■ Information provided
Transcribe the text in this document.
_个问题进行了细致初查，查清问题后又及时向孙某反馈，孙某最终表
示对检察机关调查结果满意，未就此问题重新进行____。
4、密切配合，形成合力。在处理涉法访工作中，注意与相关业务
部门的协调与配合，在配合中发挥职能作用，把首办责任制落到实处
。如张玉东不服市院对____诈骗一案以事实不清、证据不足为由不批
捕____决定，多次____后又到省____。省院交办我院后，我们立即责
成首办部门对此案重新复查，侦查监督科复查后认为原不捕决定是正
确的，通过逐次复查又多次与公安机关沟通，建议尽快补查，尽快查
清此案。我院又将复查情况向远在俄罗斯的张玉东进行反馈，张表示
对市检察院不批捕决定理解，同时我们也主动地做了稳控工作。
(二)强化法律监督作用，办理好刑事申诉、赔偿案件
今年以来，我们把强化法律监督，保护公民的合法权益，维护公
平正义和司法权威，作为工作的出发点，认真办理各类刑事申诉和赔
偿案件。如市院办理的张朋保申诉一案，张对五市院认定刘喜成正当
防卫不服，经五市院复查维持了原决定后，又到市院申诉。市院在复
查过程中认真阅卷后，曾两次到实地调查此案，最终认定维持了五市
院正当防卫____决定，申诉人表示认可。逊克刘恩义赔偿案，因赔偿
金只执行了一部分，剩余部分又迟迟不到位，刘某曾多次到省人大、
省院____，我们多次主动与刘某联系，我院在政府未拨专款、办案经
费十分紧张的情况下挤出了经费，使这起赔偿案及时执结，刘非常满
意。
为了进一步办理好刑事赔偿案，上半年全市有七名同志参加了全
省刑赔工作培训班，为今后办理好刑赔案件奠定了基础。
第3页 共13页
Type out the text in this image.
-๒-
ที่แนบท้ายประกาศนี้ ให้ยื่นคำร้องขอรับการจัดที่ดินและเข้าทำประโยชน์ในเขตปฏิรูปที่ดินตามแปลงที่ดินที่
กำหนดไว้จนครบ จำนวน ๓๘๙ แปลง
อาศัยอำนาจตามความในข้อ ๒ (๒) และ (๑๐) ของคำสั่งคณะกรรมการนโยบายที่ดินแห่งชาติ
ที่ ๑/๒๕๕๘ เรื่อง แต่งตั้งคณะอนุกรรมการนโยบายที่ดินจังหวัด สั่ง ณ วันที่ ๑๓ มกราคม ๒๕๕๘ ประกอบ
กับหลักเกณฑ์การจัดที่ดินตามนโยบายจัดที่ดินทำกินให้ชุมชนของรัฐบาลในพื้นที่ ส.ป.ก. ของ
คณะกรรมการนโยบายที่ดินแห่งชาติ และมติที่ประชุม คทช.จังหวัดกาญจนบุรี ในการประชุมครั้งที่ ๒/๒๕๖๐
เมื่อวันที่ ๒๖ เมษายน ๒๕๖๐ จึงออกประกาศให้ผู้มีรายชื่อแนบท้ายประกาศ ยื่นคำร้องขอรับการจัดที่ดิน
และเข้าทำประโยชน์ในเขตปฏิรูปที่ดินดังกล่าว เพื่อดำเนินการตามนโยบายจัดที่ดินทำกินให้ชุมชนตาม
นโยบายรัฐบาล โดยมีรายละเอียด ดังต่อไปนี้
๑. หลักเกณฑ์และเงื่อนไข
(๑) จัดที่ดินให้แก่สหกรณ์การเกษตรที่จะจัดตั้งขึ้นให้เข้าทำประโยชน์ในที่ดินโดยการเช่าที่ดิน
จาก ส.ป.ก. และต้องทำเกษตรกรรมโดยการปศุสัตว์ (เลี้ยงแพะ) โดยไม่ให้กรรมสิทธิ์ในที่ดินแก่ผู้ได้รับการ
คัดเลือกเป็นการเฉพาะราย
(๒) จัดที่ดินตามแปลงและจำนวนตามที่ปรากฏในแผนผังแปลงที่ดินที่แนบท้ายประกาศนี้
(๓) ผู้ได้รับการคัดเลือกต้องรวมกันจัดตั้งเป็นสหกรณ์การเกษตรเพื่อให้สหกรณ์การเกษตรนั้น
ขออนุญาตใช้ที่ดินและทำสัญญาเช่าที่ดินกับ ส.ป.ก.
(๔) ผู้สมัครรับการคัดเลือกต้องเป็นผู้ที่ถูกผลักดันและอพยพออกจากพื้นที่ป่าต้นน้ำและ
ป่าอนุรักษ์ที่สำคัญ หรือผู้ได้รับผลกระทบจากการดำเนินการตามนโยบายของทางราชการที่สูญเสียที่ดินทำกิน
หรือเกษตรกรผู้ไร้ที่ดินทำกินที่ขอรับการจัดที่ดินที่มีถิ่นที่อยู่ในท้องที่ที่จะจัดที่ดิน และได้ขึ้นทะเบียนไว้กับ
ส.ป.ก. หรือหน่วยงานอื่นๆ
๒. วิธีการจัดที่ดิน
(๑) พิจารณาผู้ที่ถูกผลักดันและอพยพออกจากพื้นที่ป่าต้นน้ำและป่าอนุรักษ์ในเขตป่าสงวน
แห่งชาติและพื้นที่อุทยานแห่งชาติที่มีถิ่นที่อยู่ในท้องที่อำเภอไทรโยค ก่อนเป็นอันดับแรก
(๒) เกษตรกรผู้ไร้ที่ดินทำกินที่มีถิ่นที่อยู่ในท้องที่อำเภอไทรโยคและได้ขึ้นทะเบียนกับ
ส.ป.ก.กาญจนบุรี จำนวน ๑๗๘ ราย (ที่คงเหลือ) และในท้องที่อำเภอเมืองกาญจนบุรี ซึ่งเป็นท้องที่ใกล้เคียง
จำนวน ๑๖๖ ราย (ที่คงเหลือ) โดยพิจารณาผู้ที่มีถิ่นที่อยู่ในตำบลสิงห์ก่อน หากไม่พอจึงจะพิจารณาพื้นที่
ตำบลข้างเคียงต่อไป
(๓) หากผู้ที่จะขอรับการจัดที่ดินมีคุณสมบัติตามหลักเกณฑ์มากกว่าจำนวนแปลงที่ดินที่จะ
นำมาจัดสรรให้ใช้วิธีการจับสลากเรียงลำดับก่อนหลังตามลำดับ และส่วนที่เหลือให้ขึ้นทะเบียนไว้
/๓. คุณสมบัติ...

■ Instructions for the task
Repeat every record, exactly as written.

■ The completed task
Transcribe the text in this document.
_个问题进行了细致初查，查清问题后又及时向孙某反馈，孙某最终表
示对检察机关调查结果满意，未就此问题重新进行____。
4、密切配合，形成合力。在处理涉法访工作中，注意与相关业务
部门的协调与配合，在配合中发挥职能作用，把首办责任制落到实处
。如张玉东不服市院对____诈骗一案以事实不清、证据不足为由不批
捕____决定，多次____后又到省____。省院交办我院后，我们立即责
成首办部门对此案重新复查，侦查监督科复查后认为原不捕决定是正
确的，通过逐次复查又多次与公安机关沟通，建议尽快补查，尽快查
清此案。我院又将复查情况向远在俄罗斯的张玉东进行反馈，张表示
对市检察院不批捕决定理解，同时我们也主动地做了稳控工作。
(二)强化法律监督作用，办理好刑事申诉、赔偿案件
今年以来，我们把强化法律监督，保护公民的合法权益，维护公
平正义和司法权威，作为工作的出发点，认真办理各类刑事申诉和赔
偿案件。如市院办理的张朋保申诉一案，张对五市院认定刘喜成正当
防卫不服，经五市院复查维持了原决定后，又到市院申诉。市院在复
查过程中认真阅卷后，曾两次到实地调查此案，最终认定维持了五市
院正当防卫____决定，申诉人表示认可。逊克刘恩义赔偿案，因赔偿
金只执行了一部分，剩余部分又迟迟不到位，刘某曾多次到省人大、
省院____，我们多次主动与刘某联系，我院在政府未拨专款、办案经
费十分紧张的情况下挤出了经费，使这起赔偿案及时执结，刘非常满
意。
为了进一步办理好刑事赔偿案，上半年全市有七名同志参加了全
省刑赔工作培训班，为今后办理好刑赔案件奠定了基础。
第3页 共13页
Type out the text in this image.
-๒-
ที่แนบท้ายประกาศนี้ ให้ยื่นคำร้องขอรับการจัดที่ดินและเข้าทำประโยชน์ในเขตปฏิรูปที่ดินตามแปลงที่ดินที่
กำหนดไว้จนครบ จำนวน ๓๘๙ แปลง
อาศัยอำนาจตามความในข้อ ๒ (๒) และ (๑๐) ของคำสั่งคณะกรรมการนโยบายที่ดินแห่งชาติ
ที่ ๑/๒๕๕๘ เรื่อง แต่งตั้งคณะอนุกรรมการนโยบายที่ดินจังหวัด สั่ง ณ วันที่ ๑๓ มกราคม ๒๕๕๘ ประกอบ
กับหลักเกณฑ์การจัดที่ดินตามนโยบายจัดที่ดินทำกินให้ชุมชนของรัฐบาลในพื้นที่ ส.ป.ก. ของ
คณะกรรมการนโยบายที่ดินแห่งชาติ และมติที่ประชุม คทช.จังหวัดกาญจนบุรี ในการประชุมครั้งที่ ๒/๒๕๖๐
เมื่อวันที่ ๒๖ เมษายน ๒๕๖๐ จึงออกประกาศให้ผู้มีรายชื่อแนบท้ายประกาศ ยื่นคำร้องขอรับการจัดที่ดิน
และเข้าทำประโยชน์ในเขตปฏิรูปที่ดินดังกล่าว เพื่อดำเนินการตามนโยบายจัดที่ดินทำกินให้ชุมชนตาม
นโยบายรัฐบาล โดยมีรายละเอียด ดังต่อไปนี้
๑. หลักเกณฑ์และเงื่อนไข
(๑) จัดที่ดินให้แก่สหกรณ์การเกษตรที่จะจัดตั้งขึ้นให้เข้าทำประโยชน์ในที่ดินโดยการเช่าที่ดิน
จาก ส.ป.ก. และต้องทำเกษตรกรรมโดยการปศุสัตว์ (เลี้ยงแพะ) โดยไม่ให้กรรมสิทธิ์ในที่ดินแก่ผู้ได้รับการ
คัดเลือกเป็นการเฉพาะราย
(๒) จัดที่ดินตามแปลงและจำนวนตามที่ปรากฏในแผนผังแปลงที่ดินที่แนบท้ายประกาศนี้
(๓) ผู้ได้รับการคัดเลือกต้องรวมกันจัดตั้งเป็นสหกรณ์การเกษตรเพื่อให้สหกรณ์การเกษตรนั้น
ขออนุญาตใช้ที่ดินและทำสัญญาเช่าที่ดินกับ ส.ป.ก.
(๔) ผู้สมัครรับการคัดเลือกต้องเป็นผู้ที่ถูกผลักดันและอพยพออกจากพื้นที่ป่าต้นน้ำและ
ป่าอนุรักษ์ที่สำคัญ หรือผู้ได้รับผลกระทบจากการดำเนินการตามนโยบายของทางราชการที่สูญเสียที่ดินทำกิน
หรือเกษตรกรผู้ไร้ที่ดินทำกินที่ขอรับการจัดที่ดินที่มีถิ่นที่อยู่ในท้องที่ที่จะจัดที่ดิน และได้ขึ้นทะเบียนไว้กับ
ส.ป.ก. หรือหน่วยงานอื่นๆ
๒. วิธีการจัดที่ดิน
(๑) พิจารณาผู้ที่ถูกผลักดันและอพยพออกจากพื้นที่ป่าต้นน้ำและป่าอนุรักษ์ในเขตป่าสงวน
แห่งชาติและพื้นที่อุทยานแห่งชาติที่มีถิ่นที่อยู่ในท้องที่อำเภอไทรโยค ก่อนเป็นอันดับแรก
(๒) เกษตรกรผู้ไร้ที่ดินทำกินที่มีถิ่นที่อยู่ในท้องที่อำเภอไทรโยคและได้ขึ้นทะเบียนกับ
ส.ป.ก.กาญจนบุรี จำนวน ๑๗๘ ราย (ที่คงเหลือ) และในท้องที่อำเภอเมืองกาญจนบุรี ซึ่งเป็นท้องที่ใกล้เคียง
จำนวน ๑๖๖ ราย (ที่คงเหลือ) โดยพิจารณาผู้ที่มีถิ่นที่อยู่ในตำบลสิงห์ก่อน หากไม่พอจึงจะพิจารณาพื้นที่
ตำบลข้างเคียงต่อไป
(๓) หากผู้ที่จะขอรับการจัดที่ดินมีคุณสมบัติตามหลักเกณฑ์มากกว่าจำนวนแปลงที่ดินที่จะ
นำมาจัดสรรให้ใช้วิธีการจับสลากเรียงลำดับก่อนหลังตามลำดับ และส่วนที่เหลือให้ขึ้นทะเบียนไว้
/๓. คุณสมบัติ...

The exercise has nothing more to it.